── Supplied data

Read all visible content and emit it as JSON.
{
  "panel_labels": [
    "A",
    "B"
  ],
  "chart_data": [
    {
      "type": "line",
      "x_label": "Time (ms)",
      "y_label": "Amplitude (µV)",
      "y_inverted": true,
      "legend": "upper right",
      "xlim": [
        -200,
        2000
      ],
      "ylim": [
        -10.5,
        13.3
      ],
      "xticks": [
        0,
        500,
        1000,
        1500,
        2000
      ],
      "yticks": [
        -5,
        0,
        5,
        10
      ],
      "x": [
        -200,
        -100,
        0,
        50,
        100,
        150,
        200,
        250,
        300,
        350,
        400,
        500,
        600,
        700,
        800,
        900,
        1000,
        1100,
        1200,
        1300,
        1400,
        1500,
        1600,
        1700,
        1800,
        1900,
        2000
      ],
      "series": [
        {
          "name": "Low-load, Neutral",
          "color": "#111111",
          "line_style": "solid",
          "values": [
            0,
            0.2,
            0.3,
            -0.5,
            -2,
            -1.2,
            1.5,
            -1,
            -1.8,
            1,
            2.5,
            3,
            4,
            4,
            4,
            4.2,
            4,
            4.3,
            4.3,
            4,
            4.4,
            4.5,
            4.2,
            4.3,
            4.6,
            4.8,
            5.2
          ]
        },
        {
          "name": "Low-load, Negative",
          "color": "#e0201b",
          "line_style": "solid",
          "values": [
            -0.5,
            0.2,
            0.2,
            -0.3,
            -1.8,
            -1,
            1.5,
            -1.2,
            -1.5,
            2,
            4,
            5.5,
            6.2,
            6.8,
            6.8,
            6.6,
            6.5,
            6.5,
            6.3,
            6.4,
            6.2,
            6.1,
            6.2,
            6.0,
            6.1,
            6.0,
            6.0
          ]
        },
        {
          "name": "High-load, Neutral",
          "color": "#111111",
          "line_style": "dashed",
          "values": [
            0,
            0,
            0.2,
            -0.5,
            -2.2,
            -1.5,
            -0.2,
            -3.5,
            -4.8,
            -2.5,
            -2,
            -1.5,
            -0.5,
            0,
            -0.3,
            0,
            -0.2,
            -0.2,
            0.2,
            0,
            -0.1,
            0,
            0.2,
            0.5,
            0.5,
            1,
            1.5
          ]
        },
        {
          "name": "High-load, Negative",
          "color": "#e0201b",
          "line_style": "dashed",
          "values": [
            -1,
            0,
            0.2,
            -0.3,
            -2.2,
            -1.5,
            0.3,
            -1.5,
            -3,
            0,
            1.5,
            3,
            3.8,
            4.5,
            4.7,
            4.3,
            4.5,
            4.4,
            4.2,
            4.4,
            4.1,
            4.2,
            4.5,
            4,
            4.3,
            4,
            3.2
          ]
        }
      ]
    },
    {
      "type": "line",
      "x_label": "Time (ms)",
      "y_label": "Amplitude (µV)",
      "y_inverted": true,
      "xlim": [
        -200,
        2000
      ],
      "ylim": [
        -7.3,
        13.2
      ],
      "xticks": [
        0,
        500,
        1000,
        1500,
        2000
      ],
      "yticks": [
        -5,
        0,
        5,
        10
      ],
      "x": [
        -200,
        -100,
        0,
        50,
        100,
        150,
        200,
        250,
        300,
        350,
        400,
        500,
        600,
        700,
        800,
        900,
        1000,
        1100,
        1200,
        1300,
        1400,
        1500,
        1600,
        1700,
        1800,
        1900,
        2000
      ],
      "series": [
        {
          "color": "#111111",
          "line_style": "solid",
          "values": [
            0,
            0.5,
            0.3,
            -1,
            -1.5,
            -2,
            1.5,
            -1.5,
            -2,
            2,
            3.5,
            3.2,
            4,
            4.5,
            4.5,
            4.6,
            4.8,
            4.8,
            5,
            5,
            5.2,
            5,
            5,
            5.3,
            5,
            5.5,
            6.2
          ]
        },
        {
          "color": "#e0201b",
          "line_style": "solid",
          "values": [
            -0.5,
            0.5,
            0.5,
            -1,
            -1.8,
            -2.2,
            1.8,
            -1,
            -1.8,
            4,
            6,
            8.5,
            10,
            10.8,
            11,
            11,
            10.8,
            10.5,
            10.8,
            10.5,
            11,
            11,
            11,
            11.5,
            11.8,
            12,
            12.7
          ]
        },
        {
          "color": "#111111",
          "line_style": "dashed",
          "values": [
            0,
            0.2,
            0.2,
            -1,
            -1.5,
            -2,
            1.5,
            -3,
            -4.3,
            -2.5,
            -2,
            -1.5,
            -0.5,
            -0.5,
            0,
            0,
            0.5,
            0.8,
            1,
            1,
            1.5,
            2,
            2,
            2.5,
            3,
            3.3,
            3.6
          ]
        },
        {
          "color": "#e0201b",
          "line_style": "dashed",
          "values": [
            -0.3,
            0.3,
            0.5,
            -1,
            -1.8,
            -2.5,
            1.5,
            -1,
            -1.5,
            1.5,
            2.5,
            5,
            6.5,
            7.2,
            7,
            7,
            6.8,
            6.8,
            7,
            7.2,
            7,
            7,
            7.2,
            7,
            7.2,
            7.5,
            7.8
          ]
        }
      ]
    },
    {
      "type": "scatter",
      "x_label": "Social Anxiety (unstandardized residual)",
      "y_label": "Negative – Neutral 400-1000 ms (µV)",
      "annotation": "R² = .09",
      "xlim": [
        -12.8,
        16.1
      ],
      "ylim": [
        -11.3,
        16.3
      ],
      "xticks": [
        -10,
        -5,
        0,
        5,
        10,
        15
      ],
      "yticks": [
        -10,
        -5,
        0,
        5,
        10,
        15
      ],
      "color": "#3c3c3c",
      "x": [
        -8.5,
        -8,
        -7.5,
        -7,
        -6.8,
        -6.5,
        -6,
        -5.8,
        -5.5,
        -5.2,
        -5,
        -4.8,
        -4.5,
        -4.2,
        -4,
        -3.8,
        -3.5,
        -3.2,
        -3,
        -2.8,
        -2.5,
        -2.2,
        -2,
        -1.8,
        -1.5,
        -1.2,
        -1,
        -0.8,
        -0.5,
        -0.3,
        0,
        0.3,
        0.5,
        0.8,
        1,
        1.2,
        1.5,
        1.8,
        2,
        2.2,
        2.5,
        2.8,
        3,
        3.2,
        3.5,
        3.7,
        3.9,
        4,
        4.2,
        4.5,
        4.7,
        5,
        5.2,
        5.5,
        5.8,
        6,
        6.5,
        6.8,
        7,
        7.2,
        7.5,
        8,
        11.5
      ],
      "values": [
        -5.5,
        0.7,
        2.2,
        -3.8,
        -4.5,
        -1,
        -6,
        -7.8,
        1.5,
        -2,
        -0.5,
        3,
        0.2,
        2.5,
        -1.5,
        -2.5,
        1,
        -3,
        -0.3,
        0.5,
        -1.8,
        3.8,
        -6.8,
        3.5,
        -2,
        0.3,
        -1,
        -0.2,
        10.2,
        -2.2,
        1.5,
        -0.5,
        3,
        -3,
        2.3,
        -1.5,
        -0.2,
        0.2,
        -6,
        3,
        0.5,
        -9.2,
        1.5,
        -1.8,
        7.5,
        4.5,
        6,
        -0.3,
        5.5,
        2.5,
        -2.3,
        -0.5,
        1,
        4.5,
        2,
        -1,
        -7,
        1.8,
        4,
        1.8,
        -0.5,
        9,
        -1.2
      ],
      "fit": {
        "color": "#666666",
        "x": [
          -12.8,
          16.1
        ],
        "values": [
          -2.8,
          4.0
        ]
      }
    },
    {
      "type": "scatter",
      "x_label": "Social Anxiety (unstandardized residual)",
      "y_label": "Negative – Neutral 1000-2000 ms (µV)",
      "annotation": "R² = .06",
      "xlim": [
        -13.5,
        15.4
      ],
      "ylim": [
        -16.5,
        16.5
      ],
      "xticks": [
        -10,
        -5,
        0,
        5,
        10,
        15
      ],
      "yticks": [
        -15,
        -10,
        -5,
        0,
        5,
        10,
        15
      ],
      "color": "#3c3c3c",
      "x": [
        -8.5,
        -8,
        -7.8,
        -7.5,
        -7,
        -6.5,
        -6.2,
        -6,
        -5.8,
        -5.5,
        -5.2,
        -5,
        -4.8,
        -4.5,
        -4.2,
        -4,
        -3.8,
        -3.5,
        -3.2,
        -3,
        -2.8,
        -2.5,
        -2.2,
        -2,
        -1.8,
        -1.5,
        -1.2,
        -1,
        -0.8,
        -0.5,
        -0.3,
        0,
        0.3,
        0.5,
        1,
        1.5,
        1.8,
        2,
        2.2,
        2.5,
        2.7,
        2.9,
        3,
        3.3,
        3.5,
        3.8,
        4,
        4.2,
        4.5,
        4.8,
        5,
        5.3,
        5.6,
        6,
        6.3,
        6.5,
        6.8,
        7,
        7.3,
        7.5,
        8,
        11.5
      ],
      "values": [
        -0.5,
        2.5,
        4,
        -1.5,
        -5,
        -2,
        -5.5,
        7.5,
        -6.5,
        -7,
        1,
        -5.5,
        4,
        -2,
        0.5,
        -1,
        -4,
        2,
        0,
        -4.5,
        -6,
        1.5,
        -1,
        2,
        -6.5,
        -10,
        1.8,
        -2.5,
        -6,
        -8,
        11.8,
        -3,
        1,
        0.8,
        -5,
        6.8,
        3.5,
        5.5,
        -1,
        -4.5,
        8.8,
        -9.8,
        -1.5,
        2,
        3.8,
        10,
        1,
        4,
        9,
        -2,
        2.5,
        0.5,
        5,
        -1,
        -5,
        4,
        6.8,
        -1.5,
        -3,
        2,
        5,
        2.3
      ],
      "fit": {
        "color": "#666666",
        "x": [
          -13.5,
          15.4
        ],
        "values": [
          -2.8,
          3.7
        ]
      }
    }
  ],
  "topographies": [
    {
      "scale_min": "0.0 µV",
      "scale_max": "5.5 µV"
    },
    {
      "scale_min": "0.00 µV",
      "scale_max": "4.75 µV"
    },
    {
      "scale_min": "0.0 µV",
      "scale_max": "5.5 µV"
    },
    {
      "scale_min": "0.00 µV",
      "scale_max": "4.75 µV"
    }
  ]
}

────

**What to work on**
Copy every single line of the material above that holds "Negative".

**Exercise result**
          "name": "Low-load, Negative",
          "name": "High-load, Negative",
      "y_label": "Negative – Neutral 400-1000 ms (µV)",
      "y_label": "Negative – Neutral 1000-2000 ms (µV)",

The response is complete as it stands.